▶ [TASK DESCRIPTION]:
Transcribe each record exactly. Include every one.

▶ [TASK INPUTS]:
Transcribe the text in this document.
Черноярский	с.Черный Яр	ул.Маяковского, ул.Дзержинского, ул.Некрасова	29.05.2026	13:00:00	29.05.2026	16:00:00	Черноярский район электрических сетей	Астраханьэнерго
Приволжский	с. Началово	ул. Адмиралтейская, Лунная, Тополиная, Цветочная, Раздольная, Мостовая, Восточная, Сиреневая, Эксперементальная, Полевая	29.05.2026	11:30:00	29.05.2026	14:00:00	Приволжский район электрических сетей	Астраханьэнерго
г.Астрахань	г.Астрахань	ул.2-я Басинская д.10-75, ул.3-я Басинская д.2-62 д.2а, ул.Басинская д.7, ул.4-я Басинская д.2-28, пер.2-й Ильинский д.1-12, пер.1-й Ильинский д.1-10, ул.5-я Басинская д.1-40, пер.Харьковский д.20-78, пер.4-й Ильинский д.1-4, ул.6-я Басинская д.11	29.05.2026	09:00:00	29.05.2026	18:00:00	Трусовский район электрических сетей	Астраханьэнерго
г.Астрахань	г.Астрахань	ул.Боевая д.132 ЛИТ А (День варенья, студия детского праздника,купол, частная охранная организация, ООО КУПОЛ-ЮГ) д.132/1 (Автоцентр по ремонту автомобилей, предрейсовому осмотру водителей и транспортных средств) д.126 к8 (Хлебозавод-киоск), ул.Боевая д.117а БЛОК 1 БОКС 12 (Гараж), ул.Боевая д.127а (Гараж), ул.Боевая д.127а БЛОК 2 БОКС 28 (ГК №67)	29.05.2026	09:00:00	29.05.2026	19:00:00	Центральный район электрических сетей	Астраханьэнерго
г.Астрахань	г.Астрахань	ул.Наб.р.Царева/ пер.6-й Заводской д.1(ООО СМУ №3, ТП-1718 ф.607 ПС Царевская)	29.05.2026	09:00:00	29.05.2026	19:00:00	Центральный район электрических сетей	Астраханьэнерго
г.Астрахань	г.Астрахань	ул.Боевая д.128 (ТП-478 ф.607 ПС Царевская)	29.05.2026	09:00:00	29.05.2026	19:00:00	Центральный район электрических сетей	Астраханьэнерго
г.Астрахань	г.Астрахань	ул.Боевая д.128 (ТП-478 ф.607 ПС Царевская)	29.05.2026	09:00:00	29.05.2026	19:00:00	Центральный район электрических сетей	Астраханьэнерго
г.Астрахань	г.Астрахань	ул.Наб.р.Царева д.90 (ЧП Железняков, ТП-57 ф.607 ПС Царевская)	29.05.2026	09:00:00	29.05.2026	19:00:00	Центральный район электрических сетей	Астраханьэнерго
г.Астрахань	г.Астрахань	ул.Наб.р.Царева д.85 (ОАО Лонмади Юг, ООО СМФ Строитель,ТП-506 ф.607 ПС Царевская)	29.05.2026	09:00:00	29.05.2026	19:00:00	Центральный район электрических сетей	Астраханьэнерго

▶ [CORRECT ANSWER]:
Transcribe the text in this document.
Черноярский	с.Черный Яр	ул.Маяковского, ул.Дзержинского, ул.Некрасова	29.05.2026	13:00:00	29.05.2026	16:00:00	Черноярский район электрических сетей	Астраханьэнерго
Приволжский	с. Началово	ул. Адмиралтейская, Лунная, Тополиная, Цветочная, Раздольная, Мостовая, Восточная, Сиреневая, Эксперементальная, Полевая	29.05.2026	11:30:00	29.05.2026	14:00:00	Приволжский район электрических сетей	Астраханьэнерго
г.Астрахань	г.Астрахань	ул.2-я Басинская д.10-75, ул.3-я Басинская д.2-62 д.2а, ул.Басинская д.7, ул.4-я Басинская д.2-28, пер.2-й Ильинский д.1-12, пер.1-й Ильинский д.1-10, ул.5-я Басинская д.1-40, пер.Харьковский д.20-78, пер.4-й Ильинский д.1-4, ул.6-я Басинская д.11	29.05.2026	09:00:00	29.05.2026	18:00:00	Трусовский район электрических сетей	Астраханьэнерго
г.Астрахань	г.Астрахань	ул.Боевая д.132 ЛИТ А (День варенья, студия детского праздника,купол, частная охранная организация, ООО КУПОЛ-ЮГ) д.132/1 (Автоцентр по ремонту автомобилей, предрейсовому осмотру водителей и транспортных средств) д.126 к8 (Хлебозавод-киоск), ул.Боевая д.117а БЛОК 1 БОКС 12 (Гараж), ул.Боевая д.127а (Гараж), ул.Боевая д.127а БЛОК 2 БОКС 28 (ГК №67)	29.05.2026	09:00:00	29.05.2026	19:00:00	Центральный район электрических сетей	Астраханьэнерго
г.Астрахань	г.Астрахань	ул.Наб.р.Царева/ пер.6-й Заводской д.1(ООО СМУ №3, ТП-1718 ф.607 ПС Царевская)	29.05.2026	09:00:00	29.05.2026	19:00:00	Центральный район электрических сетей	Астраханьэнерго
г.Астрахань	г.Астрахань	ул.Боевая д.128 (ТП-478 ф.607 ПС Царевская)	29.05.2026	09:00:00	29.05.2026	19:00:00	Центральный район электрических сетей	Астраханьэнерго
г.Астрахань	г.Астрахань	ул.Боевая д.128 (ТП-478 ф.607 ПС Царевская)	29.05.2026	09:00:00	29.05.2026	19:00:00	Центральный район электрических сетей	Астраханьэнерго
г.Астрахань	г.Астрахань	ул.Наб.р.Царева д.90 (ЧП Железняков, ТП-57 ф.607 ПС Царевская)	29.05.2026	09:00:00	29.05.2026	19:00:00	Центральный район электрических сетей	Астраханьэнерго
г.Астрахань	г.Астрахань	ул.Наб.р.Царева д.85 (ОАО Лонмади Юг, ООО СМФ Строитель,ТП-506 ф.607 ПС Царевская)	29.05.2026	09:00:00	29.05.2026	19:00:00	Центральный район электрических сетей	Астраханьэнерго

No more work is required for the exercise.